Write out the entries, please, from the line containing "Extract all readable text from this page." through their final line, exactly and with nothing else.

Stored data entries:
┄┄┄┄┄┄┄┄┄┄
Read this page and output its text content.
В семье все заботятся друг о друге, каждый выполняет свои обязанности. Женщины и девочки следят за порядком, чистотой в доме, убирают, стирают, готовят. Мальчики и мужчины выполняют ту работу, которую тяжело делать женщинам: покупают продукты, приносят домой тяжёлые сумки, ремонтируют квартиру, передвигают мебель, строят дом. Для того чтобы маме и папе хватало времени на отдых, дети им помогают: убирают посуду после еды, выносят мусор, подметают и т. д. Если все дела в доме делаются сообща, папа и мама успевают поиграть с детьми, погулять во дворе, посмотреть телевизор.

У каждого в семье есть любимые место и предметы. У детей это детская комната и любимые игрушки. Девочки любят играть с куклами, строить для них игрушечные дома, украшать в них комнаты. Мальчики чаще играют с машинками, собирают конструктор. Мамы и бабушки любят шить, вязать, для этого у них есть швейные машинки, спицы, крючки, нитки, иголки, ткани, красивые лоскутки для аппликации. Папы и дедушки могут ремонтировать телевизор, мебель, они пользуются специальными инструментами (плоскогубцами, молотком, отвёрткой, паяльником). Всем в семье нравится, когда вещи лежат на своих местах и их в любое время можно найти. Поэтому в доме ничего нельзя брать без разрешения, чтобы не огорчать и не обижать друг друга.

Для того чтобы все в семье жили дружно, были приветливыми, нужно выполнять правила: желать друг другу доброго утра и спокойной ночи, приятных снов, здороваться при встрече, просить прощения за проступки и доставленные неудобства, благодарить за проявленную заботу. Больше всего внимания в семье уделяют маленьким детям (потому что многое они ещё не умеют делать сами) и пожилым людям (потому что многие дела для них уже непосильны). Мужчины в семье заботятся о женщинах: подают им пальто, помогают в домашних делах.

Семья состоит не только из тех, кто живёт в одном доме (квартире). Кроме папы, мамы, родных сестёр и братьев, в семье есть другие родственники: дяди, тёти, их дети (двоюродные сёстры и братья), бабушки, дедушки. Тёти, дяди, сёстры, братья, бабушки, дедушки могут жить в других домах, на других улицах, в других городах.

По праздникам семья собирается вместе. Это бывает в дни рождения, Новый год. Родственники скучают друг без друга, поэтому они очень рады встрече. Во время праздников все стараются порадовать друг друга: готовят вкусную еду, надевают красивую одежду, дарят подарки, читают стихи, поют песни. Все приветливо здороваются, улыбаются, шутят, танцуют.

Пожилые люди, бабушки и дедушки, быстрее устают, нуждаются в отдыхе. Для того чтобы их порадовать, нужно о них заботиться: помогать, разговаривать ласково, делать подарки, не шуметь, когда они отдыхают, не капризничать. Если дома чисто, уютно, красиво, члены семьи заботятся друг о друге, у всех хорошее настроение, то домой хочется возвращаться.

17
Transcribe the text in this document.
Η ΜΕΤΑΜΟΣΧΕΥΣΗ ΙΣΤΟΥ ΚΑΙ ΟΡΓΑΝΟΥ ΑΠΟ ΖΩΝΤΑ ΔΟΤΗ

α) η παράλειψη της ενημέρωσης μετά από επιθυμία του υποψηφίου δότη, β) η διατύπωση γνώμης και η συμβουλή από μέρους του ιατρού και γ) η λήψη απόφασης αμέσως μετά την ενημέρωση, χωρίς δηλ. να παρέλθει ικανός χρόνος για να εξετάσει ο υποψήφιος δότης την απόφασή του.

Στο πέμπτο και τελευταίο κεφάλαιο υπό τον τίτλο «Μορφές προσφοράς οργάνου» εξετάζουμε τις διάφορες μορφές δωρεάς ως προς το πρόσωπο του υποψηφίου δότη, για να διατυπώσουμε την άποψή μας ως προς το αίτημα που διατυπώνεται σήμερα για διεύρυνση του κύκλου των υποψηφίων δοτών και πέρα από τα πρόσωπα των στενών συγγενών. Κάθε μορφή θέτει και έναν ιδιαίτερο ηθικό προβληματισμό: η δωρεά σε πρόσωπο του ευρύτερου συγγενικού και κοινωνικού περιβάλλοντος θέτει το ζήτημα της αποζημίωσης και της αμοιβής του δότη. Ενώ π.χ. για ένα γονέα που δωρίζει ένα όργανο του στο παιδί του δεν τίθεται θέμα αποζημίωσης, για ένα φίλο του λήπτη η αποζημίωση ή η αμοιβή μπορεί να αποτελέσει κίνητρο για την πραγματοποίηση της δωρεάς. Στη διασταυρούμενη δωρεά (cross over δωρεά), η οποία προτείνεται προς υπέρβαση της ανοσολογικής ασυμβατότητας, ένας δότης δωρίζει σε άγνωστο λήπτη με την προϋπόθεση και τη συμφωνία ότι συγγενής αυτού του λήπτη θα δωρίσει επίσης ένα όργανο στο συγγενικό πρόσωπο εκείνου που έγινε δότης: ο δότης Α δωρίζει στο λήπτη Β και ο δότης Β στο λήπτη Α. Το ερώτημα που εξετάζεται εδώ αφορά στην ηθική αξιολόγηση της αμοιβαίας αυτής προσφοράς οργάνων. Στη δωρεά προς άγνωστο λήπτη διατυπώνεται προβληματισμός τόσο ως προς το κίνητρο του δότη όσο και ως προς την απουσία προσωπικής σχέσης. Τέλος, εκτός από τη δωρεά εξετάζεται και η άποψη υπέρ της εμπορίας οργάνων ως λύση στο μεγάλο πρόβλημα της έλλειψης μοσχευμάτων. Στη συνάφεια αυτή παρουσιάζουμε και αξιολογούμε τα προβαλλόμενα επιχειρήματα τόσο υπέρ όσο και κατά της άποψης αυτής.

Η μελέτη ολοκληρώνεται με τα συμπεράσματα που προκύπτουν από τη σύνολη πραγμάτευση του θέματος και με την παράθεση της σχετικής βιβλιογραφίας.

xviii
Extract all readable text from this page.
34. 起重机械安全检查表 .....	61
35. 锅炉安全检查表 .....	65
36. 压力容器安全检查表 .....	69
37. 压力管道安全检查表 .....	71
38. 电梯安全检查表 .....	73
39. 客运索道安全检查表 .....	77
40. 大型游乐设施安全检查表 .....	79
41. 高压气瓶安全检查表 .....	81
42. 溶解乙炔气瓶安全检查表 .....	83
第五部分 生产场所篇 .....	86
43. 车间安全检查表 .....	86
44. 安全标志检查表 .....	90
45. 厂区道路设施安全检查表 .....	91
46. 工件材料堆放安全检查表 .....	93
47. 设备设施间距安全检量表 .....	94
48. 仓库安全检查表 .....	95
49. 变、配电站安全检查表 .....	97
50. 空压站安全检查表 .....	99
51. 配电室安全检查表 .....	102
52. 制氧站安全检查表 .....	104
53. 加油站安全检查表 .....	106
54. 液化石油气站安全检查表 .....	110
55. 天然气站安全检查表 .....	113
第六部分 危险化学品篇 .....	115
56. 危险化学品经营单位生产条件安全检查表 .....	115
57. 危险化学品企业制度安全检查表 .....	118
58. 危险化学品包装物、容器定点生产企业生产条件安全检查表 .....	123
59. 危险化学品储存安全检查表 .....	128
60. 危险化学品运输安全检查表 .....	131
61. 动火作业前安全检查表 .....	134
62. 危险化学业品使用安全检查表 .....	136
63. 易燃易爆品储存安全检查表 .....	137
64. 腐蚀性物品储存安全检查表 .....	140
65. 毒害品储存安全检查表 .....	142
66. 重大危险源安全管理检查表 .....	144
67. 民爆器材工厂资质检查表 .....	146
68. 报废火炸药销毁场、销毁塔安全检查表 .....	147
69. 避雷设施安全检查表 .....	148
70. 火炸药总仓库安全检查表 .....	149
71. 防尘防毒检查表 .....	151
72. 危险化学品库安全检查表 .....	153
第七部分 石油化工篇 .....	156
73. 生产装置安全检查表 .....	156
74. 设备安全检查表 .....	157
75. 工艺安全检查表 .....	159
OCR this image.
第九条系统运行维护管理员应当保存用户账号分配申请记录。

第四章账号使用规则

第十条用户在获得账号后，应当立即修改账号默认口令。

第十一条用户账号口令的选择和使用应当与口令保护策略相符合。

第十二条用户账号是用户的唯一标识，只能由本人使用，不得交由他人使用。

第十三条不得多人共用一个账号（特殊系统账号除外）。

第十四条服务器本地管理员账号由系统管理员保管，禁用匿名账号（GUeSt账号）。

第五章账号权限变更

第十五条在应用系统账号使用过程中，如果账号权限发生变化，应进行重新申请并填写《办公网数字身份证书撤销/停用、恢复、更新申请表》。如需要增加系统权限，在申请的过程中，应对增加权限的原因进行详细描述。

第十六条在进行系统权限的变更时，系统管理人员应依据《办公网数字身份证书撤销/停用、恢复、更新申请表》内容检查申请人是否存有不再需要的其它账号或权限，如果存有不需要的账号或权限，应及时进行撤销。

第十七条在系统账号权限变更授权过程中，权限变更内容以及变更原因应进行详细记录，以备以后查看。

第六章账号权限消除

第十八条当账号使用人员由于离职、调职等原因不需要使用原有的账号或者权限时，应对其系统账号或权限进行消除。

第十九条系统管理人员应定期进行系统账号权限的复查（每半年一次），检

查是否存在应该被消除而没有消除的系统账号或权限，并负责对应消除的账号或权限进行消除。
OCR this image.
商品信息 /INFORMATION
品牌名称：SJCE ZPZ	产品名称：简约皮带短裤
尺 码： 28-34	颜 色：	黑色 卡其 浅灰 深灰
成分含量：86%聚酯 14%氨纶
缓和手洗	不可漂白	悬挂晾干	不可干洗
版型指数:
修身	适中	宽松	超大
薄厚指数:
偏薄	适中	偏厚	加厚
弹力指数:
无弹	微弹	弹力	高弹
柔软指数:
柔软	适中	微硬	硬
┄┄┄┄┄┄┄┄┄┄
### RESULT
Extract all readable text from this page.
34. 起重机械安全检查表 .....	61
35. 锅炉安全检查表 .....	65
36. 压力容器安全检查表 .....	69
37. 压力管道安全检查表 .....	71
38. 电梯安全检查表 .....	73
39. 客运索道安全检查表 .....	77
40. 大型游乐设施安全检查表 .....	79
41. 高压气瓶安全检查表 .....	81
42. 溶解乙炔气瓶安全检查表 .....	83
第五部分 生产场所篇 .....	86
43. 车间安全检查表 .....	86
44. 安全标志检查表 .....	90
45. 厂区道路设施安全检查表 .....	91
46. 工件材料堆放安全检查表 .....	93
47. 设备设施间距安全检量表 .....	94
48. 仓库安全检查表 .....	95
49. 变、配电站安全检查表 .....	97
50. 空压站安全检查表 .....	99
51. 配电室安全检查表 .....	102
52. 制氧站安全检查表 .....	104
53. 加油站安全检查表 .....	106
54. 液化石油气站安全检查表 .....	110
55. 天然气站安全检查表 .....	113
第六部分 危险化学品篇 .....	115
56. 危险化学品经营单位生产条件安全检查表 .....	115
57. 危险化学品企业制度安全检查表 .....	118
58. 危险化学品包装物、容器定点生产企业生产条件安全检查表 .....	123
59. 危险化学品储存安全检查表 .....	128
60. 危险化学品运输安全检查表 .....	131
61. 动火作业前安全检查表 .....	134
62. 危险化学业品使用安全检查表 .....	136
63. 易燃易爆品储存安全检查表 .....	137
64. 腐蚀性物品储存安全检查表 .....	140
65. 毒害品储存安全检查表 .....	142
66. 重大危险源安全管理检查表 .....	144
67. 民爆器材工厂资质检查表 .....	146
68. 报废火炸药销毁场、销毁塔安全检查表 .....	147
69. 避雷设施安全检查表 .....	148
70. 火炸药总仓库安全检查表 .....	149
71. 防尘防毒检查表 .....	151
72. 危险化学品库安全检查表 .....	153
第七部分 石油化工篇 .....	156
73. 生产装置安全检查表 .....	156
74. 设备安全检查表 .....	157
75. 工艺安全检查表 .....	159
OCR this image.
第九条系统运行维护管理员应当保存用户账号分配申请记录。

第四章账号使用规则

第十条用户在获得账号后，应当立即修改账号默认口令。

第十一条用户账号口令的选择和使用应当与口令保护策略相符合。

第十二条用户账号是用户的唯一标识，只能由本人使用，不得交由他人使用。

第十三条不得多人共用一个账号（特殊系统账号除外）。

第十四条服务器本地管理员账号由系统管理员保管，禁用匿名账号（GUeSt账号）。

第五章账号权限变更

第十五条在应用系统账号使用过程中，如果账号权限发生变化，应进行重新申请并填写《办公网数字身份证书撤销/停用、恢复、更新申请表》。如需要增加系统权限，在申请的过程中，应对增加权限的原因进行详细描述。

第十六条在进行系统权限的变更时，系统管理人员应依据《办公网数字身份证书撤销/停用、恢复、更新申请表》内容检查申请人是否存有不再需要的其它账号或权限，如果存有不需要的账号或权限，应及时进行撤销。

第十七条在系统账号权限变更授权过程中，权限变更内容以及变更原因应进行详细记录，以备以后查看。

第六章账号权限消除

第十八条当账号使用人员由于离职、调职等原因不需要使用原有的账号或者权限时，应对其系统账号或权限进行消除。

第十九条系统管理人员应定期进行系统账号权限的复查（每半年一次），检

查是否存在应该被消除而没有消除的系统账号或权限，并负责对应消除的账号或权限进行消除。
OCR this image.
商品信息 /INFORMATION
品牌名称：SJCE ZPZ	产品名称：简约皮带短裤
尺 码： 28-34	颜 色：	黑色 卡其 浅灰 深灰
成分含量：86%聚酯 14%氨纶
缓和手洗	不可漂白	悬挂晾干	不可干洗
版型指数:
修身	适中	宽松	超大
薄厚指数:
偏薄	适中	偏厚	加厚
弹力指数:
无弹	微弹	弹力	高弹
柔软指数:
柔软	适中	微硬	硬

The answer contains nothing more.